**WRITTEN REQUEST**
Look through the data for the string "gateway". Copy every line where it is found.

**DATA RECORDS**
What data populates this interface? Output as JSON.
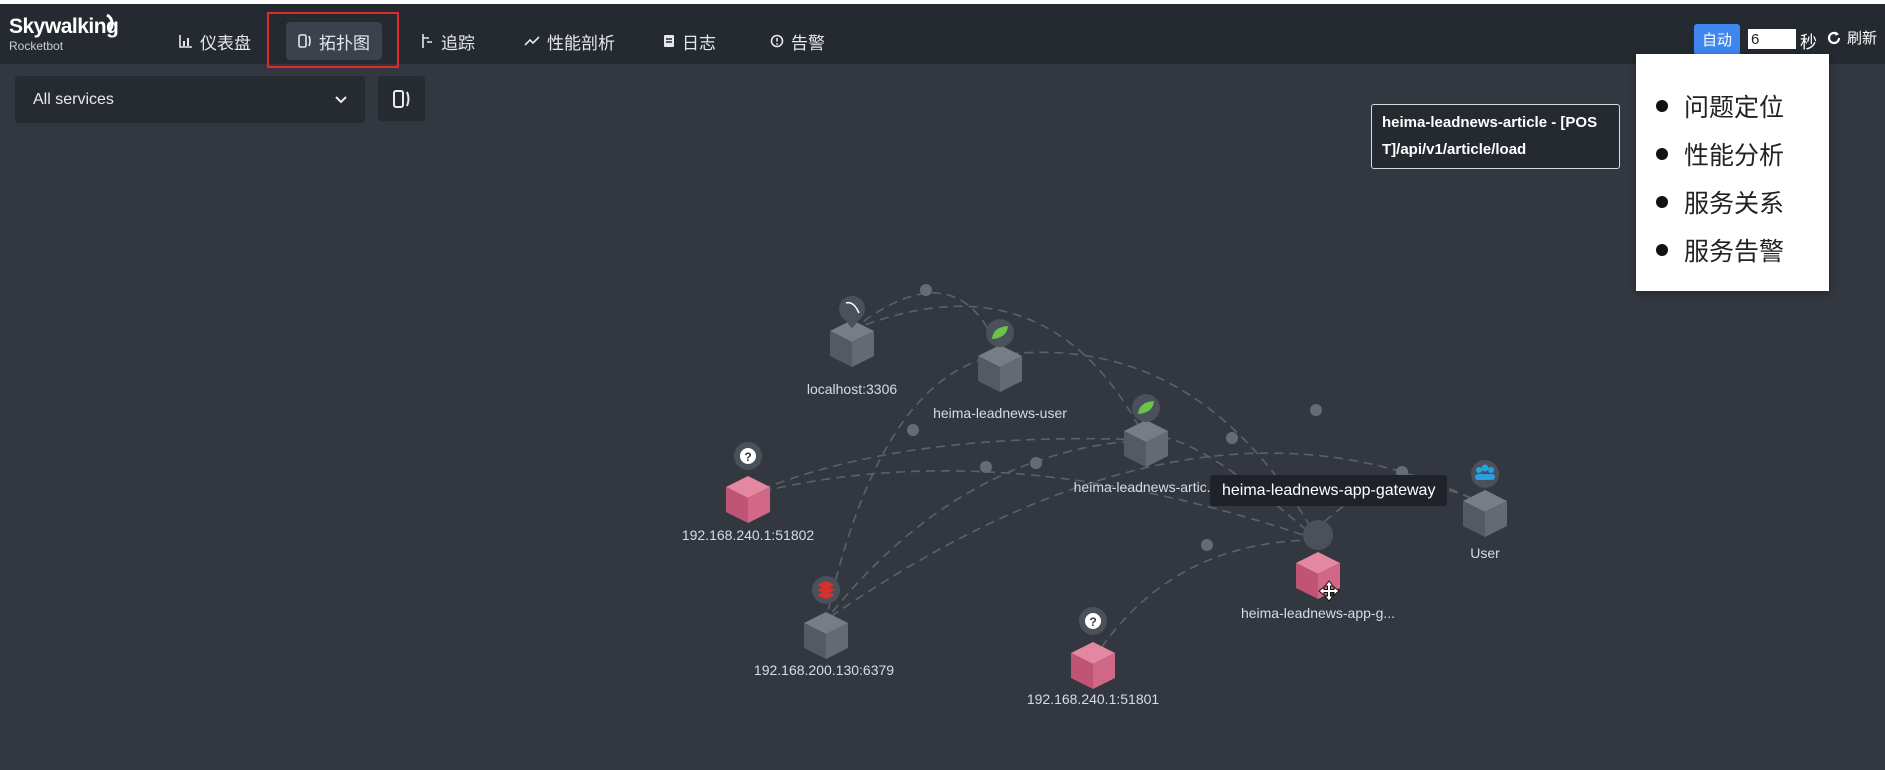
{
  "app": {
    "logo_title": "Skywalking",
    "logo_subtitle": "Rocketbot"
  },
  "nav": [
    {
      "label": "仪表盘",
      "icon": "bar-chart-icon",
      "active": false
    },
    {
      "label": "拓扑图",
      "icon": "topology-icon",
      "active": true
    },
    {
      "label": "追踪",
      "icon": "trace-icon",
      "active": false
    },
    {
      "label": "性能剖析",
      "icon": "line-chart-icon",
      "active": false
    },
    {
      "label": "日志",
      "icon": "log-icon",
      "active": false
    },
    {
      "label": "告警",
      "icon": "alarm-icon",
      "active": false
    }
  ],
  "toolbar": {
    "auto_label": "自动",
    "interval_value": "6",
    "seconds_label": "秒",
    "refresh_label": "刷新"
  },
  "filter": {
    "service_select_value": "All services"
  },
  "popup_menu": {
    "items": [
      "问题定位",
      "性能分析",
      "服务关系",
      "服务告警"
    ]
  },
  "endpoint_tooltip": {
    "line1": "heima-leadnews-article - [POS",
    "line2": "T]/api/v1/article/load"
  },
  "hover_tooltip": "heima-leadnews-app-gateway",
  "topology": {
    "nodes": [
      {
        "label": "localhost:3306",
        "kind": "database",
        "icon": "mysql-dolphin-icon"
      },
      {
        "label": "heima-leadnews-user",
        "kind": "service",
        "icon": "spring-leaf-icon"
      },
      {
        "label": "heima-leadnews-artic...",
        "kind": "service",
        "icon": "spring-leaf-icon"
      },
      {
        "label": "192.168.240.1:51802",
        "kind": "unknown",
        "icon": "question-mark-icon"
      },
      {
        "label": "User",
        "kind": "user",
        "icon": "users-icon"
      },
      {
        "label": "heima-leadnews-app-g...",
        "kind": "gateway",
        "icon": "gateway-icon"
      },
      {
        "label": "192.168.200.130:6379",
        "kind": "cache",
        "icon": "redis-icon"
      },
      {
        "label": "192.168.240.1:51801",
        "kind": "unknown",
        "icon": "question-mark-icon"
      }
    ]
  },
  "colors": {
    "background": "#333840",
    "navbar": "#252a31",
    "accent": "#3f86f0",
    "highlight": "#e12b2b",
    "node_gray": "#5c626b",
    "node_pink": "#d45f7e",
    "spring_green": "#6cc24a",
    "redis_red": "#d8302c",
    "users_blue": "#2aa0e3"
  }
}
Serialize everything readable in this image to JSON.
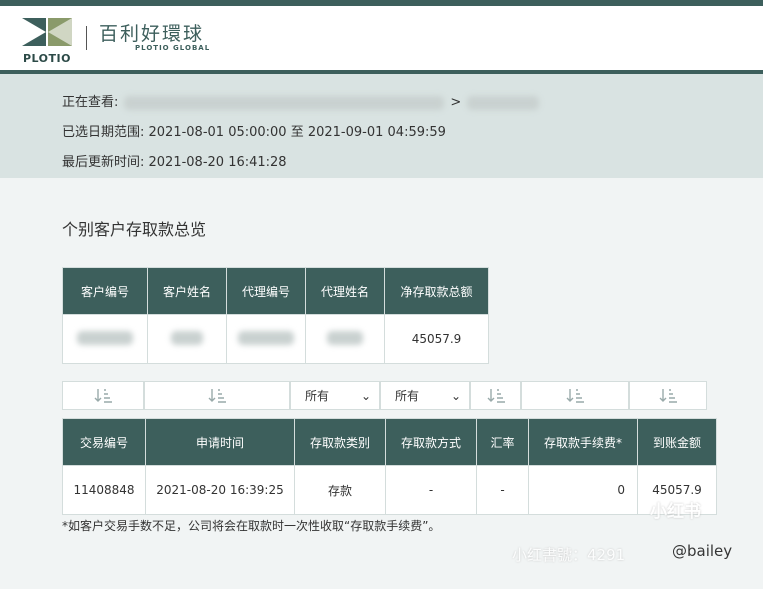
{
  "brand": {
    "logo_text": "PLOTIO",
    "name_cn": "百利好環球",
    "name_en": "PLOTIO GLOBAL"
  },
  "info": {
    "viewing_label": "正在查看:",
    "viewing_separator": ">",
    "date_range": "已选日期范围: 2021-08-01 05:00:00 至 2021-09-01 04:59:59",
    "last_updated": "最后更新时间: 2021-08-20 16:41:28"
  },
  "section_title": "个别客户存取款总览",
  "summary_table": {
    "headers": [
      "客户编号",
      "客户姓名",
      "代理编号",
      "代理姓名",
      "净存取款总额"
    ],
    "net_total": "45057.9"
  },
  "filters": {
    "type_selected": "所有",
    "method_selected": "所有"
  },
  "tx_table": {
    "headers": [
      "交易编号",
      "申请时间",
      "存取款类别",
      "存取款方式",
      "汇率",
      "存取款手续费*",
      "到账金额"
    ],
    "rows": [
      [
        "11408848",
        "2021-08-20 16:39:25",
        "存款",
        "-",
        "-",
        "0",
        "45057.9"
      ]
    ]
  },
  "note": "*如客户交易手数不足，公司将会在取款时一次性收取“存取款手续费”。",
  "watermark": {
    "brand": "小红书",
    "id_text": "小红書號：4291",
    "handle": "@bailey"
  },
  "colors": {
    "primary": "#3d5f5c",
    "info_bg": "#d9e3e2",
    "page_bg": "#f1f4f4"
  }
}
--
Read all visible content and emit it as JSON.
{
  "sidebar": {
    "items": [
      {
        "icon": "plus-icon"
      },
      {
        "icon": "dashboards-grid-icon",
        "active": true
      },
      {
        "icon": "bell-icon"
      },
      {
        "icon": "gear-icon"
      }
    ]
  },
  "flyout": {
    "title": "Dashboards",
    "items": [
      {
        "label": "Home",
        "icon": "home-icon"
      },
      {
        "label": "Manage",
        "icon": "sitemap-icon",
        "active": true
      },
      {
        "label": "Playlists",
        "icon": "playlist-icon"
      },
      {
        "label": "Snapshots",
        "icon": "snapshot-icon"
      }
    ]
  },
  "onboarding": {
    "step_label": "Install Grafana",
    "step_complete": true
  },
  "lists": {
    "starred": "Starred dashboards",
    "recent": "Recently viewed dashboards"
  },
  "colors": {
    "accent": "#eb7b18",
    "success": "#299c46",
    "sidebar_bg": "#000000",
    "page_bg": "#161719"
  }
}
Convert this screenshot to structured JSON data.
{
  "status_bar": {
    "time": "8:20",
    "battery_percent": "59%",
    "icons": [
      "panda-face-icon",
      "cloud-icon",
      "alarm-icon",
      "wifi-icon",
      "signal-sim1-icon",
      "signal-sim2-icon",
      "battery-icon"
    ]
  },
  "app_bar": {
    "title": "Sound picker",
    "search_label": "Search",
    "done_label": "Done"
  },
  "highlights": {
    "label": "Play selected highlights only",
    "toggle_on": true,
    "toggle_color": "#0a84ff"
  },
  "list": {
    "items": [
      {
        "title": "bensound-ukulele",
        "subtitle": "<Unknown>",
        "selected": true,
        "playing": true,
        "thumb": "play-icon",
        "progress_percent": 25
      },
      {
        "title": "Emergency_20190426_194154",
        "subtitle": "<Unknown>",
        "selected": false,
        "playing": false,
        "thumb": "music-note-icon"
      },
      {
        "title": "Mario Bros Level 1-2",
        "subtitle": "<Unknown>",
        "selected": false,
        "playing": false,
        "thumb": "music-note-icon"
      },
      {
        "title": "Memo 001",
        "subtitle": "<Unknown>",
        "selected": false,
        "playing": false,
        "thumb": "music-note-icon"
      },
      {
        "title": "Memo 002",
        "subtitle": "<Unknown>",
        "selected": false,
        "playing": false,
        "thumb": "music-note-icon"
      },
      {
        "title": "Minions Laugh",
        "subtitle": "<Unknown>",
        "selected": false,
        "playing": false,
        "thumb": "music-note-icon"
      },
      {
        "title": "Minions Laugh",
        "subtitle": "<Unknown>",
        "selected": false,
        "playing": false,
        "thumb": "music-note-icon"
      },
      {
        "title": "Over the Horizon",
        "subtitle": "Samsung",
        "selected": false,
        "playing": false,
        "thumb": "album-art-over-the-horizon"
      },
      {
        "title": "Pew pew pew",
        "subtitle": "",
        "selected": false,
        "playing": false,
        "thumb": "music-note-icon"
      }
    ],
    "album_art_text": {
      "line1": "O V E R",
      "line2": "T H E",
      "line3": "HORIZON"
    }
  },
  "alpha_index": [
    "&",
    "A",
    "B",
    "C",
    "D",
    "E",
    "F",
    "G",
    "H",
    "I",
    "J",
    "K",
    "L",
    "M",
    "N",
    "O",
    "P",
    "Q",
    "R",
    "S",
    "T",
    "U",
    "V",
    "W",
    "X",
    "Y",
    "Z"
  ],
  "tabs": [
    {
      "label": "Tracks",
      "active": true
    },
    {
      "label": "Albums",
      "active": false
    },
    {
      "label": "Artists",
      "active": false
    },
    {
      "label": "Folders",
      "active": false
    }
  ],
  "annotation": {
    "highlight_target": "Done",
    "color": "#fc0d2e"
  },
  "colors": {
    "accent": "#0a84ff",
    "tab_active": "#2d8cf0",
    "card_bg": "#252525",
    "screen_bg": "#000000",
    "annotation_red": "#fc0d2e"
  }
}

**FINISHED ANSWER**
  "hover_tooltip": "heima-leadnews-app-gateway",
        "kind": "gateway",
        "icon": "gateway-icon"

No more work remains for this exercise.